### [Stated task]
Count how many lines include "Human" and answer with that number only.
****
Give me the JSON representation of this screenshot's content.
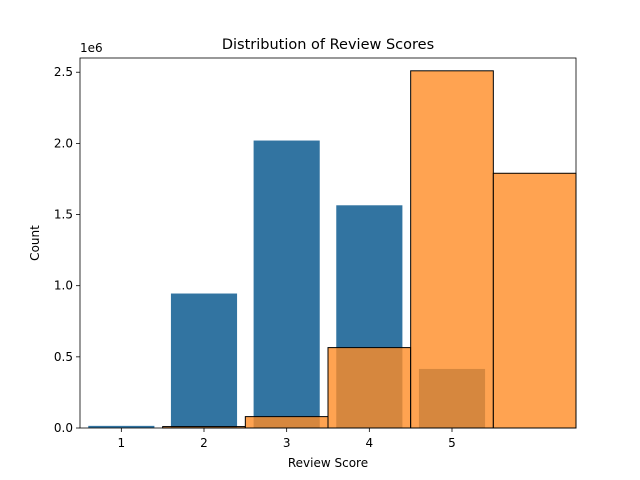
{
  "chart_data": {
    "type": "bar",
    "title": "Distribution of Review Scores",
    "xlabel": "Review Score",
    "ylabel": "Count",
    "y_offset_label": "1e6",
    "y_multiplier": 1000000,
    "ylim": [
      0,
      2600000
    ],
    "xlim": [
      0.5,
      6.5
    ],
    "x_ticks": [
      1,
      2,
      3,
      4,
      5
    ],
    "y_ticks": [
      0,
      500000,
      1000000,
      1500000,
      2000000,
      2500000
    ],
    "grid": false,
    "series": [
      {
        "color": "#3274a1",
        "edgecolor": "none",
        "bar_width": 0.8,
        "x": [
          1,
          2,
          3,
          4,
          5
        ],
        "values": [
          15000,
          945000,
          2020000,
          1565000,
          415000
        ]
      },
      {
        "color": "#ff8c26",
        "opacity": 0.8,
        "edgecolor": "#000000",
        "bins": [
          {
            "start": 1.5,
            "end": 2.5,
            "value": 10000
          },
          {
            "start": 2.5,
            "end": 3.5,
            "value": 80000
          },
          {
            "start": 3.5,
            "end": 4.5,
            "value": 565000
          },
          {
            "start": 4.5,
            "end": 5.5,
            "value": 2510000
          },
          {
            "start": 5.5,
            "end": 6.5,
            "value": 1790000
          }
        ]
      }
    ]
  }
}
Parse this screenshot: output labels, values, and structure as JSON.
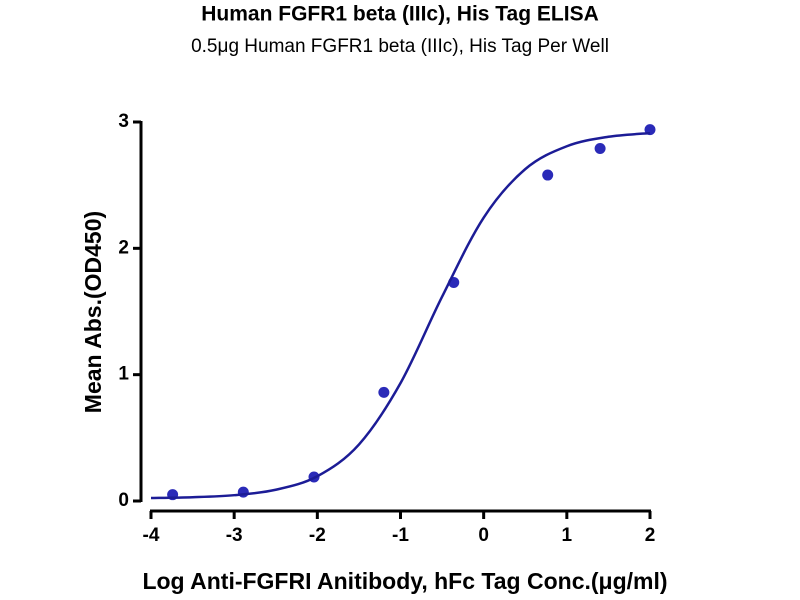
{
  "chart_data": {
    "type": "scatter",
    "title": "Human FGFR1 beta (IIIc), His Tag ELISA",
    "subtitle": "0.5μg Human FGFR1 beta (IIIc), His Tag Per Well",
    "x_label": "Log Anti-FGFRI Anitibody, hFc Tag Conc.(μg/ml)",
    "y_label": "Mean Abs.(OD450)",
    "xlim": [
      -4,
      2
    ],
    "xticks": [
      -4,
      -3,
      -2,
      -1,
      0,
      1,
      2
    ],
    "ylim": [
      0,
      3
    ],
    "yticks": [
      0,
      1,
      2,
      3
    ],
    "series": [
      {
        "type": "scatter",
        "color": "#2a2ab8",
        "x": [
          -3.74,
          -2.89,
          -2.04,
          -1.2,
          -0.36,
          0.77,
          1.4,
          2.0
        ],
        "values": [
          0.05,
          0.07,
          0.19,
          0.86,
          1.73,
          2.58,
          2.79,
          2.94
        ]
      },
      {
        "type": "line",
        "color": "#1c1c96",
        "x": [
          -4,
          -3.5,
          -3,
          -2.5,
          -2,
          -1.5,
          -1,
          -0.5,
          0,
          0.5,
          1,
          1.5,
          2
        ],
        "values": [
          0.024,
          0.03,
          0.046,
          0.089,
          0.196,
          0.447,
          0.933,
          1.617,
          2.243,
          2.627,
          2.808,
          2.883,
          2.912
        ]
      }
    ]
  }
}
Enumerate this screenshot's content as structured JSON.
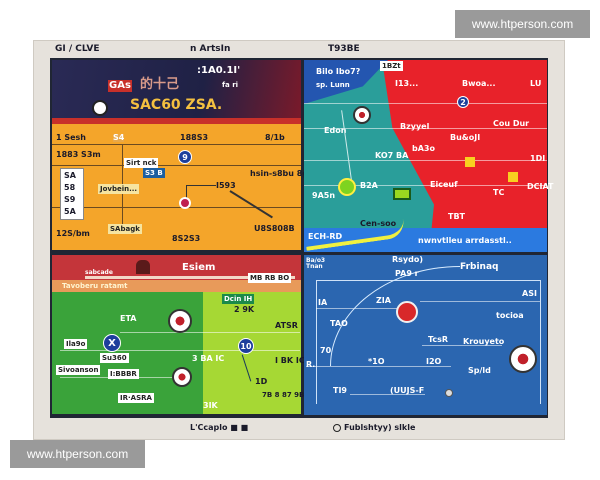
{
  "watermark": "www.htperson.com",
  "header": {
    "left": "GI / CLVE",
    "center": "n ArtsIn",
    "right": "T93BE"
  },
  "footer": {
    "left": "L'Ccaplo ■ ■",
    "right": "Fublshtyy) slkle"
  },
  "top_left": {
    "banner": {
      "time": ":1A0.1I'",
      "logo_tag": "GAs",
      "title_cjk": "的十己",
      "title": "SAC60 ZSA.",
      "sub": "fa ri"
    },
    "row1": [
      "1 Sesh",
      "S4",
      "188S3",
      "8/1b"
    ],
    "labels": [
      "1883 S3m",
      "Sirt nck",
      "S3 B",
      "hsin-s8bu 8g8bu",
      "Jovbein...",
      "I593",
      "12S/bm",
      "SAbagk",
      "8S2S3",
      "U8S808B"
    ],
    "side_list": [
      "SA",
      "58",
      "S9",
      "5A"
    ],
    "badge": "9"
  },
  "top_right": {
    "labels": [
      "Bilo Ibo7?",
      "sp. Lunn",
      "1BZt",
      "I13...",
      "Bwoa...",
      "LU",
      "B2A",
      "Edon",
      "Bzyyel",
      "Bu&oJI",
      "bA3o",
      "KO7 BA",
      "Cou Dur",
      "TBT",
      "1DI",
      "Eiceuf",
      "9A5n",
      "DCIAT",
      "TC",
      "Cen-soo",
      "ECH-RD",
      "AB",
      "nwnvtlleu arrdasstl.."
    ],
    "badge": "2"
  },
  "bottom_left": {
    "title": "Esiem",
    "left_bar": "sabcade",
    "right_bar": "MB RB BO",
    "strip": "Tavoberu ratamt",
    "green_box": "Dcin IH",
    "labels": [
      "ETA",
      "Ila9o",
      "Su360",
      "Sivoanson",
      "I:BBBR",
      "IR·ASRA",
      "2 9K",
      "ATSR",
      "3 BA IC",
      "I BK IC",
      "1D",
      "7B 8 87 9B8SS",
      "3IK"
    ],
    "badge_x": "X",
    "badge_10": "10"
  },
  "bottom_right": {
    "labels": [
      "Rsydo)",
      "PA9 r",
      "Frbinaq",
      "Ba/o3 Tnan",
      "ASI",
      "IA",
      "ZIA",
      "TAO",
      "tocioa",
      "70",
      "TcsR",
      "Krouyeto",
      "R.",
      "*1O",
      "I2O",
      "Sp/ld",
      "TI9",
      "(UUJS-F"
    ]
  },
  "colors": {
    "navy": "#23244a",
    "orange": "#f4a52a",
    "teal": "#2a9e9a",
    "red": "#e8222a",
    "blue": "#2b66b0",
    "green": "#3aa33a",
    "lime": "#a6d834",
    "header_red": "#c4353a"
  }
}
****
### [Complete output]
2